── SOURCE MATERIAL ──
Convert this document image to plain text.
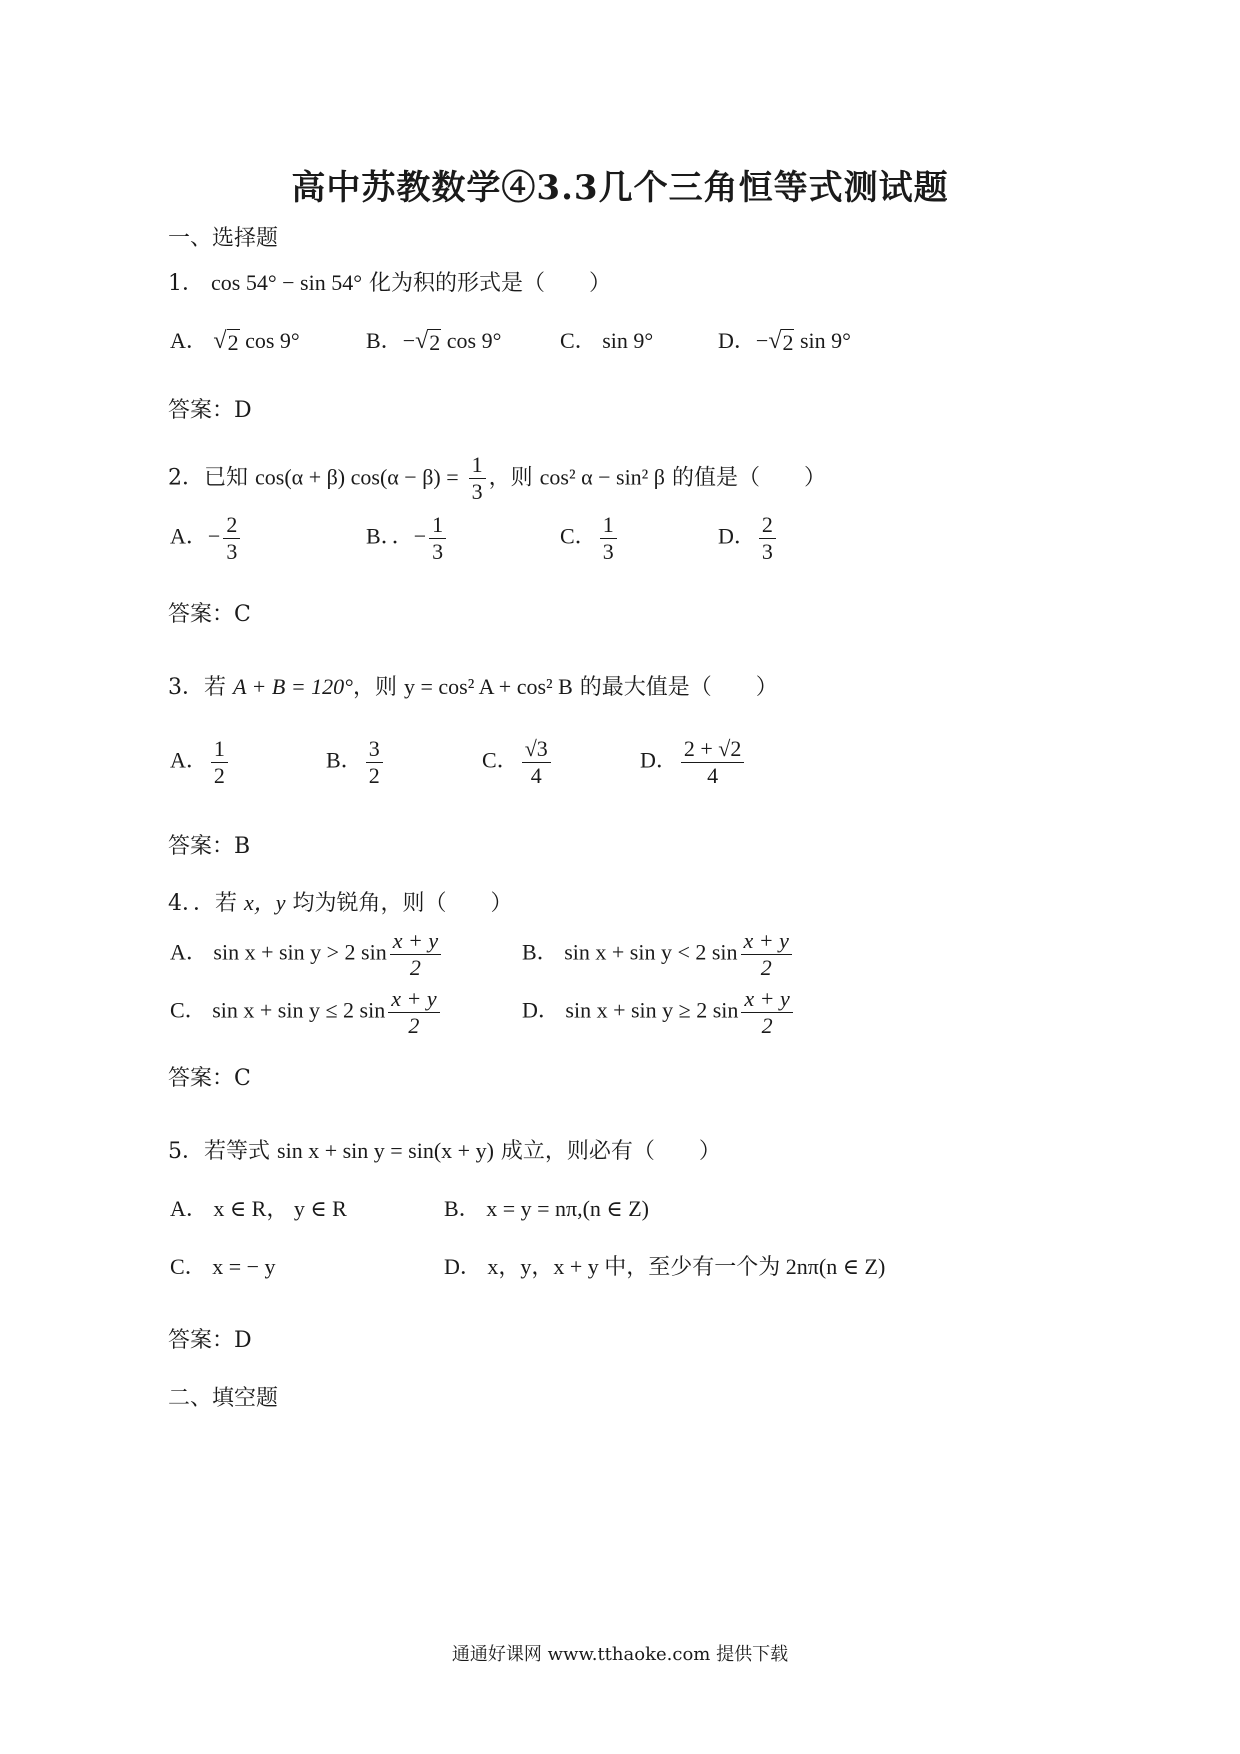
高中苏教数学④3.3几个三角恒等式测试题
一、选择题
1． cos 54° − sin 54° 化为积的形式是（　　）
A． √ 2 cos 9°	B．− √ 2 cos 9°	C． sin 9°	D．− √ 2 sin 9°
答案：D
2．已知 cos(α + β) $\cos(\alpha - \beta) = \frac{1}{3}$ ，则 cos² α − sin² β 的值是（　　）
A．− $\frac{2}{3}$	B．．− $\frac{1}{3}$	C． $\frac{1}{3}$	D． $\frac{2}{3}$
答案：C
3．若 A + B = 120°，则 y = cos² A + cos² B 的最大值是（　　）
A． $\frac{1}{2}$	B． $\frac{3}{2}$	C． $\frac{√3}{4}$	D． $\frac{2 + √2}{4}$
答案：B
4．．若 x，y 均为锐角，则（　　）
A． sin x + sin y > 2 $\sin \frac{x + y}{2}$	B． sin x + sin y < 2 $\sin \frac{x + y}{2}$
C． sin x + sin y ≤ 2 $\sin \frac{x + y}{2}$	D． sin x + sin y ≥ 2 $\sin \frac{x + y}{2}$
答案：C
5．若等式 sin x + sin y = sin(x + y) 成立，则必有（　　）
A． x ∈ R， y ∈ R	B． x = y = nπ,(n ∈ Z)
C． x = − y	D． x，y，x + y 中，至少有一个为 2nπ(n ∈ Z)
答案：D
二、填空题
通通好课网 www.tthaoke.com 提供下载
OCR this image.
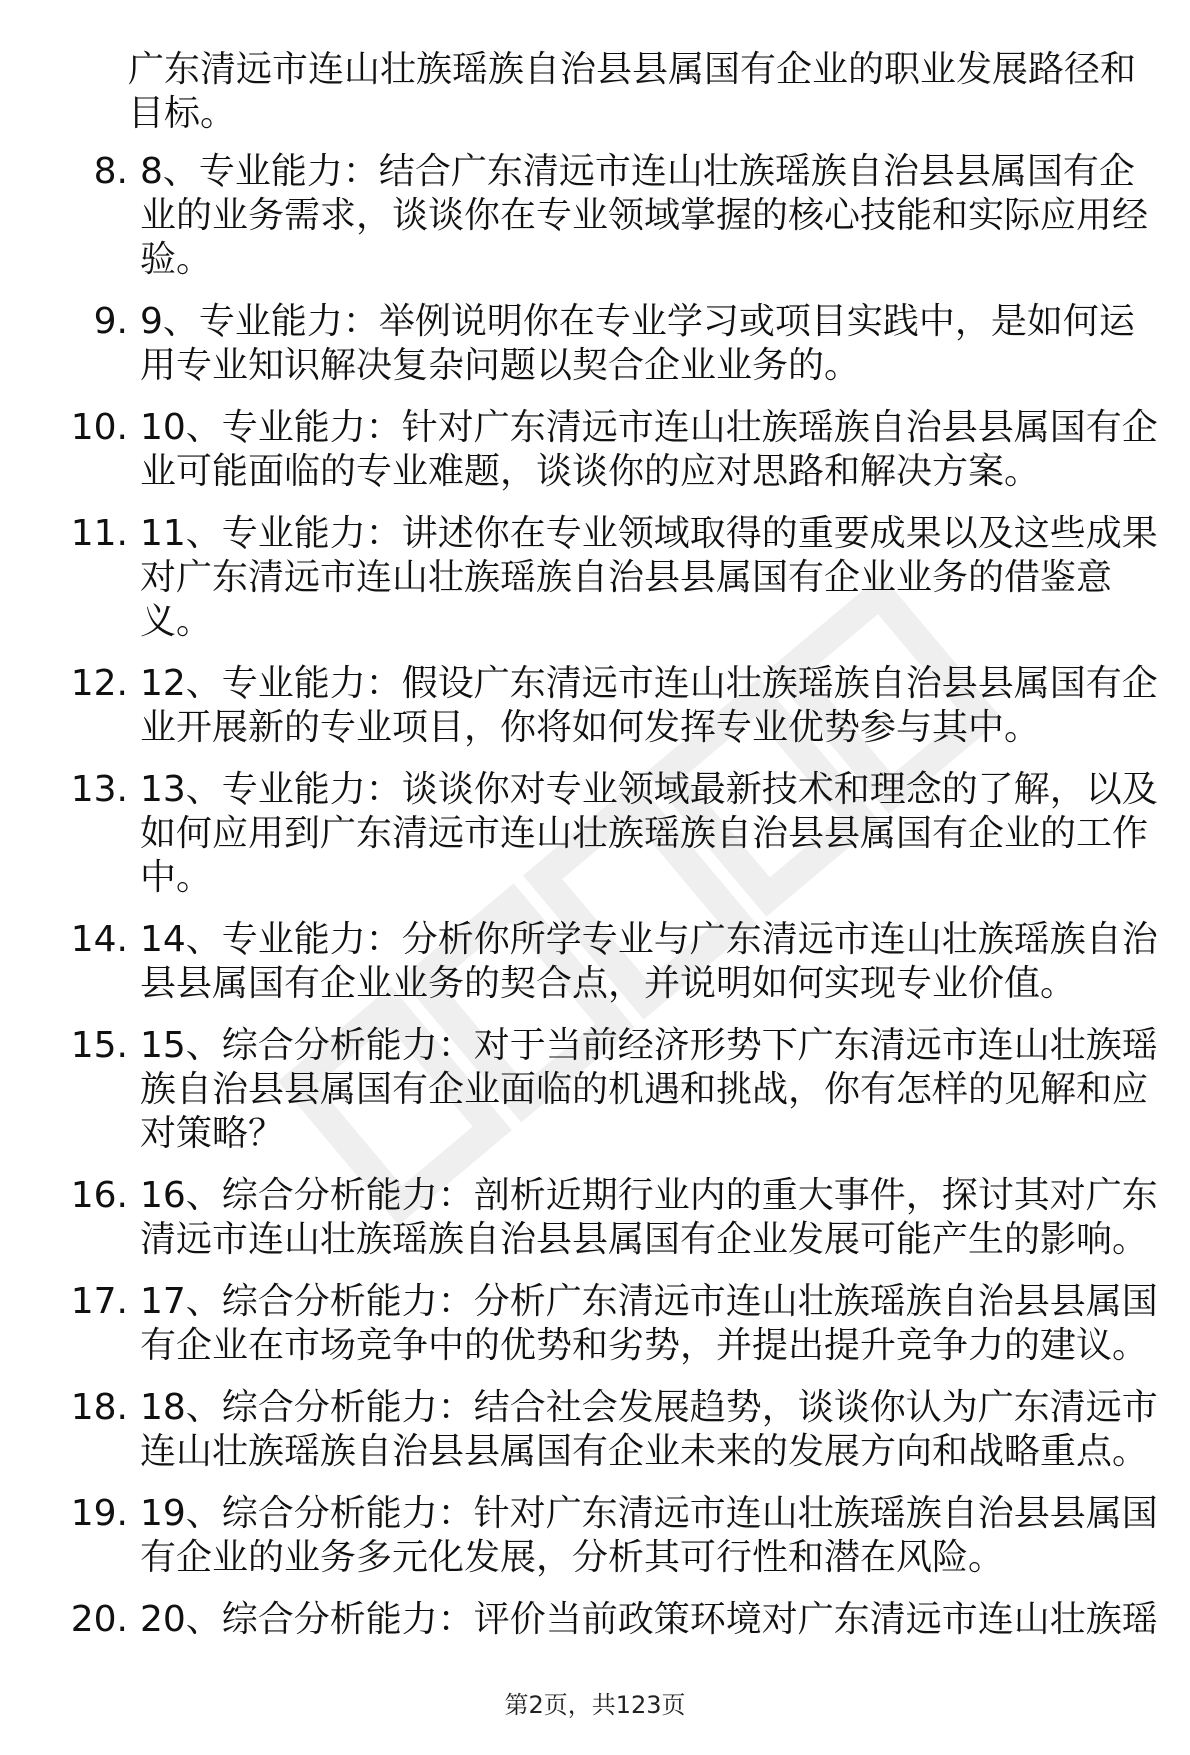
广东清远市连山壮族瑶族自治县县属国有企业的职业发展路径和目标。
8. 8、专业能力：结合广东清远市连山壮族瑶族自治县县属国有企业的业务需求，谈谈你在专业领域掌握的核心技能和实际应用经验。
9. 9、专业能力：举例说明你在专业学习或项目实践中，是如何运用专业知识解决复杂问题以契合企业业务的。
10. 10、专业能力：针对广东清远市连山壮族瑶族自治县县属国有企业可能面临的专业难题，谈谈你的应对思路和解决方案。
11. 11、专业能力：讲述你在专业领域取得的重要成果以及这些成果对广东清远市连山壮族瑶族自治县县属国有企业业务的借鉴意义。
12. 12、专业能力：假设广东清远市连山壮族瑶族自治县县属国有企业开展新的专业项目，你将如何发挥专业优势参与其中。
13. 13、专业能力：谈谈你对专业领域最新技术和理念的了解，以及如何应用到广东清远市连山壮族瑶族自治县县属国有企业的工作中。
14. 14、专业能力：分析你所学专业与广东清远市连山壮族瑶族自治县县属国有企业业务的契合点，并说明如何实现专业价值。
15. 15、综合分析能力：对于当前经济形势下广东清远市连山壮族瑶族自治县县属国有企业面临的机遇和挑战，你有怎样的见解和应对策略？
16. 16、综合分析能力：剖析近期行业内的重大事件，探讨其对广东清远市连山壮族瑶族自治县县属国有企业发展可能产生的影响。
17. 17、综合分析能力：分析广东清远市连山壮族瑶族自治县县属国有企业在市场竞争中的优势和劣势，并提出提升竞争力的建议。
18. 18、综合分析能力：结合社会发展趋势，谈谈你认为广东清远市连山壮族瑶族自治县县属国有企业未来的发展方向和战略重点。
19. 19、综合分析能力：针对广东清远市连山壮族瑶族自治县县属国有企业的业务多元化发展，分析其可行性和潜在风险。
20. 20、综合分析能力：评价当前政策环境对广东清远市连山壮族瑶
第2页，共123页
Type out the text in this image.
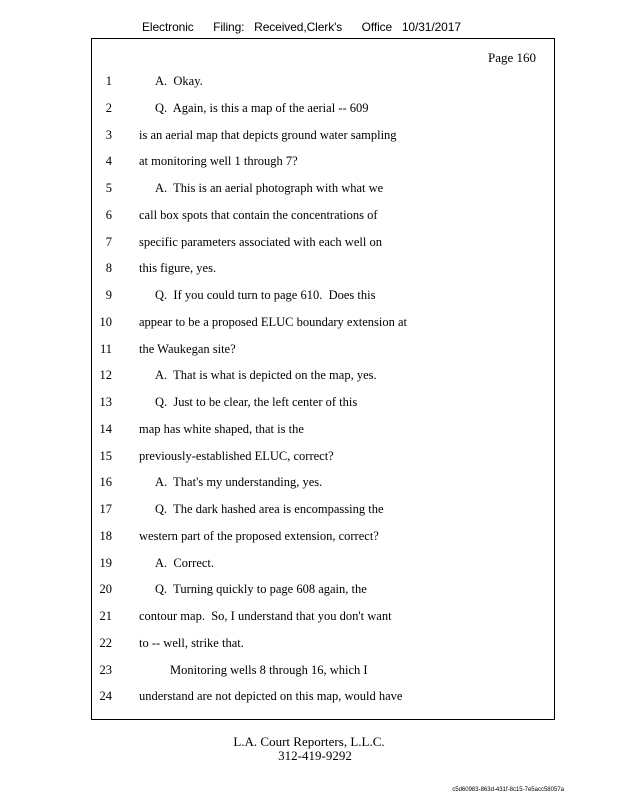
Electronic Filing: Received,Clerk's Office 10/31/2017
Page 160
1	A.  Okay.
2	Q.  Again, is this a map of the aerial -- 609
3 is an aerial map that depicts ground water sampling
4 at monitoring well 1 through 7?
5	A.  This is an aerial photograph with what we
6 call box spots that contain the concentrations of
7 specific parameters associated with each well on
8 this figure, yes.
9	Q.  If you could turn to page 610.  Does this
10 appear to be a proposed ELUC boundary extension at
11 the Waukegan site?
12	A.  That is what is depicted on the map, yes.
13	Q.  Just to be clear, the left center of this
14 map has white shaped, that is the
15 previously-established ELUC, correct?
16	A.  That's my understanding, yes.
17	Q.  The dark hashed area is encompassing the
18 western part of the proposed extension, correct?
19	A.  Correct.
20	Q.  Turning quickly to page 608 again, the
21 contour map.  So, I understand that you don't want
22 to -- well, strike that.
23	Monitoring wells 8 through 16, which I
24 understand are not depicted on this map, would have
L.A. Court Reporters, L.L.C.
312-419-9292
c5d60983-863d-431f-8c15-7e5acc58057a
───
> [SET PROBLEM] Count how many lines of the listing above include "cos²" and report that number alone.

> [WORKED ANSWER] 2